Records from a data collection
• • • •
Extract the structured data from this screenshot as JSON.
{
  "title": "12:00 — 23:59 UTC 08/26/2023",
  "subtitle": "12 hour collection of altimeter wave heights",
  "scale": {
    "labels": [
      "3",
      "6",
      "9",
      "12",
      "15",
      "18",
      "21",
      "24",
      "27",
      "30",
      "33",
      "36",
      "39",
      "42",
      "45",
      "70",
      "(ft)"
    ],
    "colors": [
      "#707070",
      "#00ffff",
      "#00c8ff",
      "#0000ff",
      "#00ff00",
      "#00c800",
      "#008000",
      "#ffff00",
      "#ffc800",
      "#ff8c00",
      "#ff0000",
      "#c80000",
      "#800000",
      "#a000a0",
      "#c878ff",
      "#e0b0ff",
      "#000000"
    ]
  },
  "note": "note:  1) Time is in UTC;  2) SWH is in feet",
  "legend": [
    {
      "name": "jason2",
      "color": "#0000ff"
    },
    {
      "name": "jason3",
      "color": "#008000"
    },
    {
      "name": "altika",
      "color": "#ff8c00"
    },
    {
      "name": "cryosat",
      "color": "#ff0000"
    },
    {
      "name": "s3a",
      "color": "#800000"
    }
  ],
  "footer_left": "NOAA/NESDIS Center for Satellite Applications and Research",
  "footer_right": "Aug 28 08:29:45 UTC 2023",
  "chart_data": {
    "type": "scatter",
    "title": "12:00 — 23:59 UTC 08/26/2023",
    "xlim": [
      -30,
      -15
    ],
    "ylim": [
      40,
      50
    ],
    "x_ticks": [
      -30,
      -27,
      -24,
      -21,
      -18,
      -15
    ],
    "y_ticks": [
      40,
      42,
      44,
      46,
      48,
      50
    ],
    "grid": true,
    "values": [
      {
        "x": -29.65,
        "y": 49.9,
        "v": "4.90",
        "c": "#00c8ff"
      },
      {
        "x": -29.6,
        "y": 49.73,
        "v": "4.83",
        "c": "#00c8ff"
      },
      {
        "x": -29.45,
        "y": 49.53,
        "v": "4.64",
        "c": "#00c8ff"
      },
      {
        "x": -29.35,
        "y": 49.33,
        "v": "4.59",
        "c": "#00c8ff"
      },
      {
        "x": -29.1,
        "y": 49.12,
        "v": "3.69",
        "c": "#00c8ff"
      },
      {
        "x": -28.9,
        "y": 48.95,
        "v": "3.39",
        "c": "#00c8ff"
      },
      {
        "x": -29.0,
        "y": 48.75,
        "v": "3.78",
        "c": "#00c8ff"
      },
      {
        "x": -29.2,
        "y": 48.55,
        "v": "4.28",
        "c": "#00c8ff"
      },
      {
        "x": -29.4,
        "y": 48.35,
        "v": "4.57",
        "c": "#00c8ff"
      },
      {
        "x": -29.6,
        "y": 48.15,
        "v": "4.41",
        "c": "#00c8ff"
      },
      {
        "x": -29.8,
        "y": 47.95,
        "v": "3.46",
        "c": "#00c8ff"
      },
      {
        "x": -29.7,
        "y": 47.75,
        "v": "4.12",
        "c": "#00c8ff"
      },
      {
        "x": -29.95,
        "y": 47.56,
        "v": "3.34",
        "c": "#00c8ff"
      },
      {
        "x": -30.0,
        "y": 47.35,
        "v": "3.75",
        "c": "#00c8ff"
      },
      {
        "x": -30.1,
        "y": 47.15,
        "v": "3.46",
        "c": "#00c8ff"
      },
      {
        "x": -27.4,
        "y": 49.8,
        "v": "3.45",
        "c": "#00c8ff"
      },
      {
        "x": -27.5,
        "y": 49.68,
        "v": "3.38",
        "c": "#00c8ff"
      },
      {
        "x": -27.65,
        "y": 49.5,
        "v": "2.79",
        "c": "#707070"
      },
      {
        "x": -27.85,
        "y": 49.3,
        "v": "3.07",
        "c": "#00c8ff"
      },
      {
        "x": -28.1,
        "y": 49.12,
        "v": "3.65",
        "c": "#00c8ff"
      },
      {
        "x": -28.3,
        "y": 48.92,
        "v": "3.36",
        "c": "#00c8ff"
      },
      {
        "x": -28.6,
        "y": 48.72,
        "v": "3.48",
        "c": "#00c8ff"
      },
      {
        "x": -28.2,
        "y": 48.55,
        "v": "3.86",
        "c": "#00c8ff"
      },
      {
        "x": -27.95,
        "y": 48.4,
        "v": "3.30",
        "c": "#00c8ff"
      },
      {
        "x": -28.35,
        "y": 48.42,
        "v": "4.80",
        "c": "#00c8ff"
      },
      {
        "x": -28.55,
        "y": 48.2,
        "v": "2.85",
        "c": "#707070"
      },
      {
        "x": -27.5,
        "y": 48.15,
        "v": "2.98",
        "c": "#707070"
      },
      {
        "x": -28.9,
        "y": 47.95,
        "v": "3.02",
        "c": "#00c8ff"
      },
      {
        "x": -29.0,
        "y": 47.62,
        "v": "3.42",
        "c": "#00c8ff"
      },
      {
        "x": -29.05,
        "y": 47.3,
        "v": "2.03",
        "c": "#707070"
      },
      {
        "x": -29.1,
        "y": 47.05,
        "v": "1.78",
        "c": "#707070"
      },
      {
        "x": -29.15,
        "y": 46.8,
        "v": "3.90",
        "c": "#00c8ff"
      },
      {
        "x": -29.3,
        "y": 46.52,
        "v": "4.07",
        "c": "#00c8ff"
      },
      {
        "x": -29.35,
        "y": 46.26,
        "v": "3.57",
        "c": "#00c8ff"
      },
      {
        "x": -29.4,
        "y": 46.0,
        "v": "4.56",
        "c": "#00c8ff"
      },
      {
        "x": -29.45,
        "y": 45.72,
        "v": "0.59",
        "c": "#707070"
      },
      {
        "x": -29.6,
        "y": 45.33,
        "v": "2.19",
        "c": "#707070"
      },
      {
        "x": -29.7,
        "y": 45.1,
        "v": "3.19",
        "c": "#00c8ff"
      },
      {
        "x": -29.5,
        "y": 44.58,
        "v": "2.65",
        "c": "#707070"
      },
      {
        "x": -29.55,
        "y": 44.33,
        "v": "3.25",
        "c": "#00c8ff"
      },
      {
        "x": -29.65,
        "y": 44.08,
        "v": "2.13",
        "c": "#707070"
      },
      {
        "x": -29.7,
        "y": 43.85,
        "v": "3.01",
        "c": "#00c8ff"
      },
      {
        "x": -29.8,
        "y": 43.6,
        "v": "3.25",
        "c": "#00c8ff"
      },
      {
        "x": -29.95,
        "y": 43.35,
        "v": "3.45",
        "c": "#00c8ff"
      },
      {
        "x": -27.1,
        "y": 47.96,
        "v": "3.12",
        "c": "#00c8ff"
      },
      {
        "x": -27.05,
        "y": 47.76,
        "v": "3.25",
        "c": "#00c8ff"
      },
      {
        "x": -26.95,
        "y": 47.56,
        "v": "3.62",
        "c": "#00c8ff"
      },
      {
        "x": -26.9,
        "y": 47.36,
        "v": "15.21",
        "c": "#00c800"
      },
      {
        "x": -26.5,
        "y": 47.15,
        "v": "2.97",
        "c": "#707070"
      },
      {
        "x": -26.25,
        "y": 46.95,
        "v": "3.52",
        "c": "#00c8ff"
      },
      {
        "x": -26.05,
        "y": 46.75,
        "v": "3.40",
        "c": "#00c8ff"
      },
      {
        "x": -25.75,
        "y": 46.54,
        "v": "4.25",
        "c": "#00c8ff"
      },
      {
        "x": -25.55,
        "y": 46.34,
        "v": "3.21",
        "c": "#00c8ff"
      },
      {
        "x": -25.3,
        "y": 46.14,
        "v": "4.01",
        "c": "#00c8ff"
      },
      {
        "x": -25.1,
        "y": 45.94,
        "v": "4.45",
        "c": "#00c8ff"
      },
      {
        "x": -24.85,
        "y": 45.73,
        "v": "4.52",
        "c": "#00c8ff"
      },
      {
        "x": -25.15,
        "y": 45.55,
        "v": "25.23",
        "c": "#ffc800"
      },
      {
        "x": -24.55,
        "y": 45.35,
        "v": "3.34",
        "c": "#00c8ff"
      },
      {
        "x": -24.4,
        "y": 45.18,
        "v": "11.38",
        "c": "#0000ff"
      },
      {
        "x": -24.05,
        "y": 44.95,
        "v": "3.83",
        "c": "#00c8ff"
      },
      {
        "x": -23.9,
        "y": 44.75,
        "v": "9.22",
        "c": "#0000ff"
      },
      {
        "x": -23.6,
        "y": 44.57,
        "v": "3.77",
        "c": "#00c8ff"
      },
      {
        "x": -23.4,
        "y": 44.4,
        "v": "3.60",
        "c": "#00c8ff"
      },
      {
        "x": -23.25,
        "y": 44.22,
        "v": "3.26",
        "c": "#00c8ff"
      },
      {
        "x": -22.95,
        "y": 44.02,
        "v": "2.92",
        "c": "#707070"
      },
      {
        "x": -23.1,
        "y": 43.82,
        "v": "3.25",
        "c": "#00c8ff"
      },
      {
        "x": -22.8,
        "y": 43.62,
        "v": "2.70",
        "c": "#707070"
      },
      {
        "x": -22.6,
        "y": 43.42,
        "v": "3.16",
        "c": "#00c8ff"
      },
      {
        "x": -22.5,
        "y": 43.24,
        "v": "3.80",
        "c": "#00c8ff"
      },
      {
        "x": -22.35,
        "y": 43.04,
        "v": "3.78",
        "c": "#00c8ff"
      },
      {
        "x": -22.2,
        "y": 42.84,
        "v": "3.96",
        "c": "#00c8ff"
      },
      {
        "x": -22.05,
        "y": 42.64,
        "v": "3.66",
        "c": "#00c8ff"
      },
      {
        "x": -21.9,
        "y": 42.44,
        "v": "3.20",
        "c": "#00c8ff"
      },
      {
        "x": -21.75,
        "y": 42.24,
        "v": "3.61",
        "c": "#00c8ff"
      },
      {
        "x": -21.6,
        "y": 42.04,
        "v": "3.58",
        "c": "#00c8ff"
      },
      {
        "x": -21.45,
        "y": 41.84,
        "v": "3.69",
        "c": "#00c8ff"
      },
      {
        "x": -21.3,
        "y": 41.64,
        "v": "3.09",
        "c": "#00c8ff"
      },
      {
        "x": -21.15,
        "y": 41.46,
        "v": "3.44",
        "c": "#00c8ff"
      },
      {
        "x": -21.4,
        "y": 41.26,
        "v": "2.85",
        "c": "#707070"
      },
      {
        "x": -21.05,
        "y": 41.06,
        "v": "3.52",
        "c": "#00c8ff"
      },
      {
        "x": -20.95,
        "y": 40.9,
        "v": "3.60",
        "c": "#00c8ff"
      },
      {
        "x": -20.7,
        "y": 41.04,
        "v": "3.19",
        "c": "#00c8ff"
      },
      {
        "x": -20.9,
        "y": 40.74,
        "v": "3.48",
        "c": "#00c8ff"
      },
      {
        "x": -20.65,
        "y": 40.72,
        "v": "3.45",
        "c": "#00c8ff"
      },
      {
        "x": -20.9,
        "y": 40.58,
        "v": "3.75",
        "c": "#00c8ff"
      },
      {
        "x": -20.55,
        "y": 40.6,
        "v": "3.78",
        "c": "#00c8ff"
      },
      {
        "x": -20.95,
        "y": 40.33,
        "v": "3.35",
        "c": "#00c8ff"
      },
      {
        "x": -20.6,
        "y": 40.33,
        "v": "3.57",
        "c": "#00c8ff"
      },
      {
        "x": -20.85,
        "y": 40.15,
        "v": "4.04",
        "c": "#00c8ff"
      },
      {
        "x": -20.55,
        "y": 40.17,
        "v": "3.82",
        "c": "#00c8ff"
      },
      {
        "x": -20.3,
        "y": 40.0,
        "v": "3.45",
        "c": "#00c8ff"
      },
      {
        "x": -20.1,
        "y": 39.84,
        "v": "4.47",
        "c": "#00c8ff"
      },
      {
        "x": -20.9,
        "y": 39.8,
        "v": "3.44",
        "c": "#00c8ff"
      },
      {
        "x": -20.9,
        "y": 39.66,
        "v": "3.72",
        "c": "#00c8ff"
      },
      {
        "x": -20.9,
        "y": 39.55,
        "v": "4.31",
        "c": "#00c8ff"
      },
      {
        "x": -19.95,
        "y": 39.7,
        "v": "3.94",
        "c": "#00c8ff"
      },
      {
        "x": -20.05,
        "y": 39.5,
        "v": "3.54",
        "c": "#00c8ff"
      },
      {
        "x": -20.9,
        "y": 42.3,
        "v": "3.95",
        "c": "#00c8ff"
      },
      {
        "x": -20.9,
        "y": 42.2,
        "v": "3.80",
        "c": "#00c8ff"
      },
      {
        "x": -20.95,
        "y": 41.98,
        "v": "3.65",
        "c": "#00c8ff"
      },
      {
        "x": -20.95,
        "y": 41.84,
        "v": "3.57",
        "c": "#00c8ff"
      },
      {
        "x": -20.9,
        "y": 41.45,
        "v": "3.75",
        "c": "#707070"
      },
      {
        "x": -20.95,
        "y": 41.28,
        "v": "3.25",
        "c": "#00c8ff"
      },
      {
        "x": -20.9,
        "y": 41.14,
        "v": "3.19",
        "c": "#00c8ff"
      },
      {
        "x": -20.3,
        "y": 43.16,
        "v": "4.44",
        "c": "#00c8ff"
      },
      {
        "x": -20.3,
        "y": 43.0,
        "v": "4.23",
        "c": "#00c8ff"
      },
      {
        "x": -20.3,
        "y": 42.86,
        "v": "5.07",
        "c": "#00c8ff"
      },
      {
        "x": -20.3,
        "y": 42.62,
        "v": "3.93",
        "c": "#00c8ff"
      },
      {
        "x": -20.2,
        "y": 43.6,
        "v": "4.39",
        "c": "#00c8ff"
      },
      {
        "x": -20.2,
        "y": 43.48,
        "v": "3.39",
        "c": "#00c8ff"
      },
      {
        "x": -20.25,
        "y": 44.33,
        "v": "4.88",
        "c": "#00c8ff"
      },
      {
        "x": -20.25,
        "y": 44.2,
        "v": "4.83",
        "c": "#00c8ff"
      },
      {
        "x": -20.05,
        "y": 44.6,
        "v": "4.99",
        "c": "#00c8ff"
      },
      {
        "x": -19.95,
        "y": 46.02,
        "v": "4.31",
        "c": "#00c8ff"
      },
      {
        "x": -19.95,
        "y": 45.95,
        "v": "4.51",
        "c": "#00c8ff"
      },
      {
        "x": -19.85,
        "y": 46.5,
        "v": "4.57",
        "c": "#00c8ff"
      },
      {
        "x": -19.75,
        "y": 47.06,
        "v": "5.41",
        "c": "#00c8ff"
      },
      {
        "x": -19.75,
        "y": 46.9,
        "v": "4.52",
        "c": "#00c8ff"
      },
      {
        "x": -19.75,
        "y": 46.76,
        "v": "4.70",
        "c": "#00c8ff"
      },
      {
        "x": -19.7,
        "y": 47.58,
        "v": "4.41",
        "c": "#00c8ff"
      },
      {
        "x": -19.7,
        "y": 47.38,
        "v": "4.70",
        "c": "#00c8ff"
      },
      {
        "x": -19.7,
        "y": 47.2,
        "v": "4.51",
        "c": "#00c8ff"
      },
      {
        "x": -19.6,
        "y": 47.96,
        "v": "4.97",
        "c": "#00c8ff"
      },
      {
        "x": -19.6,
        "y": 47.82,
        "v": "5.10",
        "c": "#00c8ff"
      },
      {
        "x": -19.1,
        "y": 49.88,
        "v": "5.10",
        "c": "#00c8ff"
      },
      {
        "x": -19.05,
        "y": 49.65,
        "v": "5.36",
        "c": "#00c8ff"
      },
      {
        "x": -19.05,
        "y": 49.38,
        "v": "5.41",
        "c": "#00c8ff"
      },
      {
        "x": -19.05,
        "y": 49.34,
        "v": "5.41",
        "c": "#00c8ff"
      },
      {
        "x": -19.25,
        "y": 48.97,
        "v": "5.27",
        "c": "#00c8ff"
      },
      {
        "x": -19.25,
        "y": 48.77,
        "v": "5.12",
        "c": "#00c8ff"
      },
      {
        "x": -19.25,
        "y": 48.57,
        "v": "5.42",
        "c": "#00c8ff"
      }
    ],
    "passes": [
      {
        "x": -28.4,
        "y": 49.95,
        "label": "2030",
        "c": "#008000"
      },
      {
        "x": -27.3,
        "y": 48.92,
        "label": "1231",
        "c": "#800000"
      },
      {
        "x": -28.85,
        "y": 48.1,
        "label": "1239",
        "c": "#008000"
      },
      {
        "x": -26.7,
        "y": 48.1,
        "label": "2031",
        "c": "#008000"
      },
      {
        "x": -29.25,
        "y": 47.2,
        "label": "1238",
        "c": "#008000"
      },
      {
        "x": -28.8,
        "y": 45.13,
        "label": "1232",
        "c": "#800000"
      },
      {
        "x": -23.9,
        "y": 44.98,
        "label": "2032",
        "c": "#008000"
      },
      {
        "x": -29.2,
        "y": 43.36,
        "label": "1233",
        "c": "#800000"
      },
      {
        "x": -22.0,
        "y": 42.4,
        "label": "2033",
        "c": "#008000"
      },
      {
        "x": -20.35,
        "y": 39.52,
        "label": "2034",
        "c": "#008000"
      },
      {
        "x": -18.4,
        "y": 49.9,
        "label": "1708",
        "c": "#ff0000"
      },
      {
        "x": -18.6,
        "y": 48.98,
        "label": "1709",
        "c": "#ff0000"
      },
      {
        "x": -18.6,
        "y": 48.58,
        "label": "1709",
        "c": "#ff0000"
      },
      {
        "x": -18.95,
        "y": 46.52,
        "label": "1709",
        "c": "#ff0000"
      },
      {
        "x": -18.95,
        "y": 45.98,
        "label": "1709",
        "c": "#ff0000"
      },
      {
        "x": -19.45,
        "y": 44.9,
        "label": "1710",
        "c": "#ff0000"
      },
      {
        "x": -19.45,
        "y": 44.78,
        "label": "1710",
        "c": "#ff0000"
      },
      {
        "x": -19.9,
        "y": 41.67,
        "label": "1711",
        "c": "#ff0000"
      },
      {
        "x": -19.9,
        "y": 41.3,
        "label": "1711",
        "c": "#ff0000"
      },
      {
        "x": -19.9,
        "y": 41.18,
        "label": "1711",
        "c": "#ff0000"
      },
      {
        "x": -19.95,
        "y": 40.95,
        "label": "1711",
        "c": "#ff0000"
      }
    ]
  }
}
• • • •
> **YOUR GOAL**: Display every line of the listing that contains the string "name".

> **FULL RESPONSE**:
      "name": "jason2",
      "name": "jason3",
      "name": "altika",
      "name": "cryosat",
      "name": "s3a",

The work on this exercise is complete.